Stored data

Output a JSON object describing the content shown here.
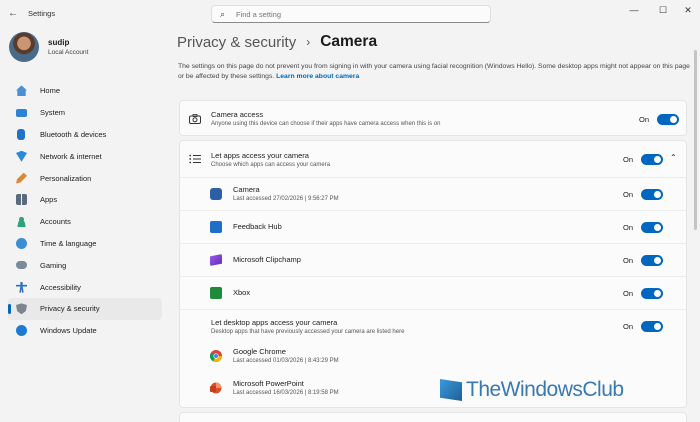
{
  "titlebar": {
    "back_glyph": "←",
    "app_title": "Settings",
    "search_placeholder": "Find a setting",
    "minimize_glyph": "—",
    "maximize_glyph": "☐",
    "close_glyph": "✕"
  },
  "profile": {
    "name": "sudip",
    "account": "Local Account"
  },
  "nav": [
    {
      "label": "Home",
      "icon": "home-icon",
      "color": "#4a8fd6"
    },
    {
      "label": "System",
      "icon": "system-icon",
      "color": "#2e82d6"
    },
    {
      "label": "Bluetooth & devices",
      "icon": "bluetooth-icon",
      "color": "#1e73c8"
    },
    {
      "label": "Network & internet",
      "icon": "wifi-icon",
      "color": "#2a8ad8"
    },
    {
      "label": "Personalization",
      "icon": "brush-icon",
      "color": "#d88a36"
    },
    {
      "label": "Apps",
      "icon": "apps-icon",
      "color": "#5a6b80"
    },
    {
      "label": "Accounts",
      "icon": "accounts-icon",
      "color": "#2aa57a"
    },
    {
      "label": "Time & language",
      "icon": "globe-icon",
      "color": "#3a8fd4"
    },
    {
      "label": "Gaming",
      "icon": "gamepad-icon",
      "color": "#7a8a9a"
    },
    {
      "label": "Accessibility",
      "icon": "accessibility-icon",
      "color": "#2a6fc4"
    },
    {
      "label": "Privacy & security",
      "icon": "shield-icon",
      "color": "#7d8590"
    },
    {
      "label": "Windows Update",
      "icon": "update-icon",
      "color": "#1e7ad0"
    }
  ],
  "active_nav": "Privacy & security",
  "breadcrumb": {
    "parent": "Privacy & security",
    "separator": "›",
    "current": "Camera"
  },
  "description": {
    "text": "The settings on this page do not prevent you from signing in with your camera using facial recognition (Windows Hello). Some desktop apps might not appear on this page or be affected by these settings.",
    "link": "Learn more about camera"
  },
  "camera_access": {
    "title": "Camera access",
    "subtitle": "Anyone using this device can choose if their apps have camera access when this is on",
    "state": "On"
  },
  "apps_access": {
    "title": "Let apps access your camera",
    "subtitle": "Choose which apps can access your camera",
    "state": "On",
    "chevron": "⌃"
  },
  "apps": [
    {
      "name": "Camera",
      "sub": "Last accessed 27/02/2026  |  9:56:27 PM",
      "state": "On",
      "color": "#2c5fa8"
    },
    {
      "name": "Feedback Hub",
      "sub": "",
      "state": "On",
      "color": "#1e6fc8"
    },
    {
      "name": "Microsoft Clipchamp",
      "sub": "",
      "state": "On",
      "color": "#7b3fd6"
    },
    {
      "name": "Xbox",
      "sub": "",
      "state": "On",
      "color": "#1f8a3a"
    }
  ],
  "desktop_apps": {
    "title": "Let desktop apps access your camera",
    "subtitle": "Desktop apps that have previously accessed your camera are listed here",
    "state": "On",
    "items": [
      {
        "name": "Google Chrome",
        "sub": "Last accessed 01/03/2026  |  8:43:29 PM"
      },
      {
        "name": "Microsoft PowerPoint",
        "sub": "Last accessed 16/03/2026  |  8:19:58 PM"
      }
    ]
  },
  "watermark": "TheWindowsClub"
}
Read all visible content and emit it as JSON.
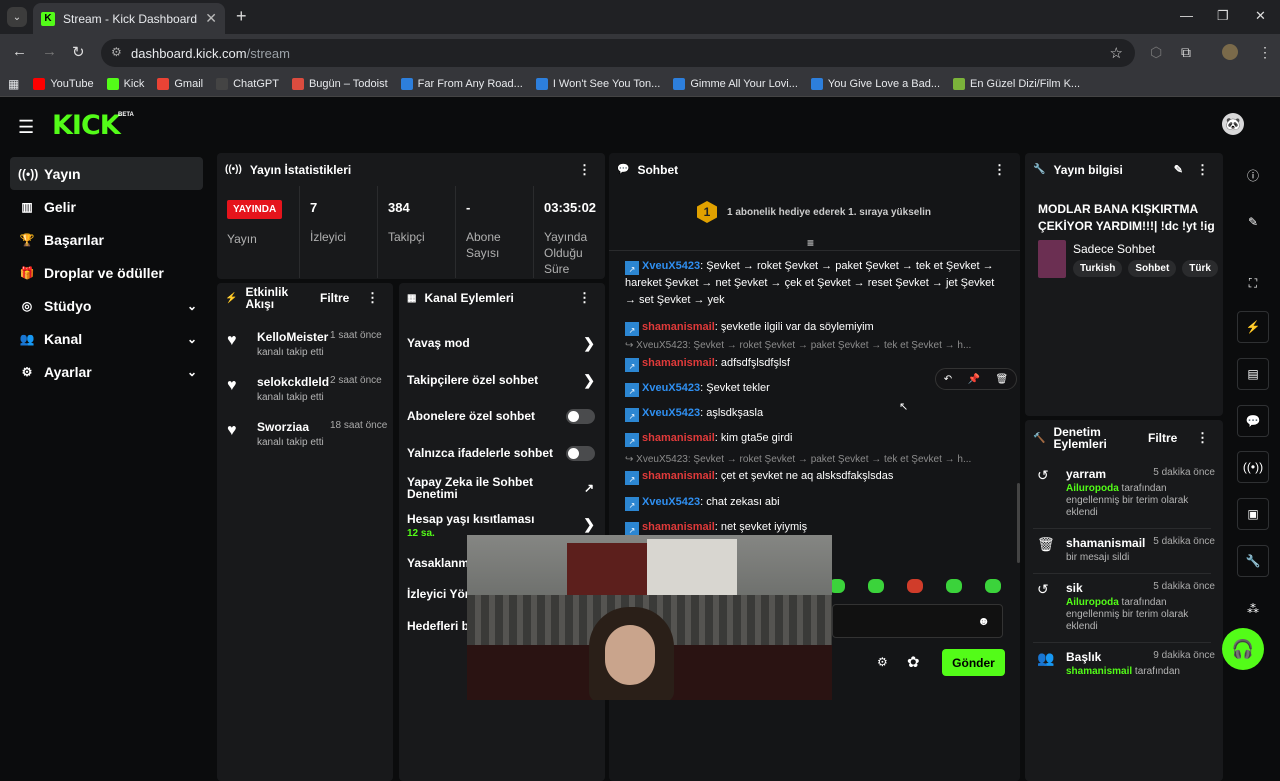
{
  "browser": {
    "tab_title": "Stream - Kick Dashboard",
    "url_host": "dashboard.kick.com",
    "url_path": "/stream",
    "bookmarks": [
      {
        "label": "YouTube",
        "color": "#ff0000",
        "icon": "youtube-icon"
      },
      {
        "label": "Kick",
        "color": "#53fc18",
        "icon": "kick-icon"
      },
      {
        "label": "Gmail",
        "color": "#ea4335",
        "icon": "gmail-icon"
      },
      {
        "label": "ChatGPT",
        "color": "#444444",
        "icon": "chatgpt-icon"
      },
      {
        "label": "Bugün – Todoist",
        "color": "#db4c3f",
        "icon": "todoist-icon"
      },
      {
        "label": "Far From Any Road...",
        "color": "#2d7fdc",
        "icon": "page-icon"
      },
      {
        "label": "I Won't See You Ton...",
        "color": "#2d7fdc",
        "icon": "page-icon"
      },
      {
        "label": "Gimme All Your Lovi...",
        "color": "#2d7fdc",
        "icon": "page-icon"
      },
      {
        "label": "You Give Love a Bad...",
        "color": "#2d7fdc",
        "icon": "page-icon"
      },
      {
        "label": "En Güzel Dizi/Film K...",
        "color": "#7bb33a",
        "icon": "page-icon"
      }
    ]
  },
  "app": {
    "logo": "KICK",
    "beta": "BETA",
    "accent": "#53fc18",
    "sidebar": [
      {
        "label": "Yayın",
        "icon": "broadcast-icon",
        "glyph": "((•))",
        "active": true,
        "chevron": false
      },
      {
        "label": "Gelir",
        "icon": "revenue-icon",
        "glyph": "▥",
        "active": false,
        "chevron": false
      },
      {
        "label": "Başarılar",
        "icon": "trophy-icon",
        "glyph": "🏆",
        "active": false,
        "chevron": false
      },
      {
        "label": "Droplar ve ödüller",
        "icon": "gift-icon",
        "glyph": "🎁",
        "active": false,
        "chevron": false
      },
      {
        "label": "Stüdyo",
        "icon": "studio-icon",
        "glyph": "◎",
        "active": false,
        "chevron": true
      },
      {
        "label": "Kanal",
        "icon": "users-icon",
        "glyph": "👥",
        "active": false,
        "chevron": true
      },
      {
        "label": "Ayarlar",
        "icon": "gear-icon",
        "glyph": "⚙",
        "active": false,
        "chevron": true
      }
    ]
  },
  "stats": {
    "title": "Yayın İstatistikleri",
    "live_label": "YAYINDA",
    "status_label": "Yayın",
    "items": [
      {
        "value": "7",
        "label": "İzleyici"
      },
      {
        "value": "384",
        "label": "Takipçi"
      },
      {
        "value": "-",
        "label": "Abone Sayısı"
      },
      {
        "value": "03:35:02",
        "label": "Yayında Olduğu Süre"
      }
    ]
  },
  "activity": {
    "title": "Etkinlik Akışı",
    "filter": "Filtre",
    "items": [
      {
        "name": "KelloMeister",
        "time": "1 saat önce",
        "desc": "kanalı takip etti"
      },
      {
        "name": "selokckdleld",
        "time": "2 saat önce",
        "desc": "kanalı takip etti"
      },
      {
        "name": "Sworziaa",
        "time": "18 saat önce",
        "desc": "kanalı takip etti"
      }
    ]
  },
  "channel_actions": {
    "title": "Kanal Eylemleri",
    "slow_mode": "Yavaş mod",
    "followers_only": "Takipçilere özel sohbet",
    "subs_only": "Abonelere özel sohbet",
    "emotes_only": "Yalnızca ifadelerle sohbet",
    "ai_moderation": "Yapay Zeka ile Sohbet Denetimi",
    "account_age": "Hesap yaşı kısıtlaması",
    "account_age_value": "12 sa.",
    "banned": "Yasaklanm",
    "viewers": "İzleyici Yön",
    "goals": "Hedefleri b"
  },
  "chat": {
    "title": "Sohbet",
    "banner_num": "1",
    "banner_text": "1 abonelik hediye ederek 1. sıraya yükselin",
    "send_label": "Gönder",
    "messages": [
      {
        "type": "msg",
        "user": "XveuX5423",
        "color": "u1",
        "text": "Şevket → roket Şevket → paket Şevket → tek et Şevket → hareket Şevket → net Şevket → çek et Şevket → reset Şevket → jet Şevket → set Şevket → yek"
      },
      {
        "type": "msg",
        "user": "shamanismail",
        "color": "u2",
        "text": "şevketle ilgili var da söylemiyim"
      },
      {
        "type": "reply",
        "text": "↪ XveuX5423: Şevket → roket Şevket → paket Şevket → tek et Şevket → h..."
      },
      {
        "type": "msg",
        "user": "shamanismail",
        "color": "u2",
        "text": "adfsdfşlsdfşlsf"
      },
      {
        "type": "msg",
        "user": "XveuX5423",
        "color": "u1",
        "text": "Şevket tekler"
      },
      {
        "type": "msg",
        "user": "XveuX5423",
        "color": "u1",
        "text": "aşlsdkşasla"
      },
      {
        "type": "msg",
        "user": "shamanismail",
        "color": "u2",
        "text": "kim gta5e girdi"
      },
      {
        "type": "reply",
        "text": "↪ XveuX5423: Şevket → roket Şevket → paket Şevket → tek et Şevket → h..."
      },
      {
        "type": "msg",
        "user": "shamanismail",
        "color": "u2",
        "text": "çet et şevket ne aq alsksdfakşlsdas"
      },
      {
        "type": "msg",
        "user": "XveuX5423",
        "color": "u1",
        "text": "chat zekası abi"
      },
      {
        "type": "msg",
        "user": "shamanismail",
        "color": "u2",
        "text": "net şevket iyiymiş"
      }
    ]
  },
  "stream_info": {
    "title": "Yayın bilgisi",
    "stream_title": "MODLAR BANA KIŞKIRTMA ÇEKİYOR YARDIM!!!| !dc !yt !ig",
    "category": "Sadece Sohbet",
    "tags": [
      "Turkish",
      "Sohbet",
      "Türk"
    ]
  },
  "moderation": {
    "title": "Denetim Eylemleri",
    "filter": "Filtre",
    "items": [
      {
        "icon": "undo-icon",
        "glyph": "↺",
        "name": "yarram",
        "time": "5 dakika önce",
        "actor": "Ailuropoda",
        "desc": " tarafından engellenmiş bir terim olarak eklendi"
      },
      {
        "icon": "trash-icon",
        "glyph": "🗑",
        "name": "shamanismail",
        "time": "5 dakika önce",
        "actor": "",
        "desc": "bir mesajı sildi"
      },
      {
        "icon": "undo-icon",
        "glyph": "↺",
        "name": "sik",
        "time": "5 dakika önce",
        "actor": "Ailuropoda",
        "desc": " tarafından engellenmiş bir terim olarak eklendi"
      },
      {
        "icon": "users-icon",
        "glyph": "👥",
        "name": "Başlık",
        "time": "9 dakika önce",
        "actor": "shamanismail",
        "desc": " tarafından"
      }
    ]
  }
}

--

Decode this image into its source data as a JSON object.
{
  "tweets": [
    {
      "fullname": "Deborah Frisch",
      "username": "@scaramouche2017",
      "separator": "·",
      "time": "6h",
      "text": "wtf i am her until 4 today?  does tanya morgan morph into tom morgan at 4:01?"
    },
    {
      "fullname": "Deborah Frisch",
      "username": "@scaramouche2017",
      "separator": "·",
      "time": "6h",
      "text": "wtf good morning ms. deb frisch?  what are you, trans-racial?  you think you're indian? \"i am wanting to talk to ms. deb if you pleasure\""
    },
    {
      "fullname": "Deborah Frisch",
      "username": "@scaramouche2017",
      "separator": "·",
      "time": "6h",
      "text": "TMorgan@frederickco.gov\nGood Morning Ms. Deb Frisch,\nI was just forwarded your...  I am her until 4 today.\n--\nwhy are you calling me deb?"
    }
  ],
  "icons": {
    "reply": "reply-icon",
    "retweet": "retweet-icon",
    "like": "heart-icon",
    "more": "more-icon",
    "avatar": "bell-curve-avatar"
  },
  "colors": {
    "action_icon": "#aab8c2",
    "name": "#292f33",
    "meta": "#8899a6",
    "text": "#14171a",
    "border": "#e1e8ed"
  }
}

What you are asked to do »
Reply with one number only: the count of lines in the entries that contain "Last".

The solution »
3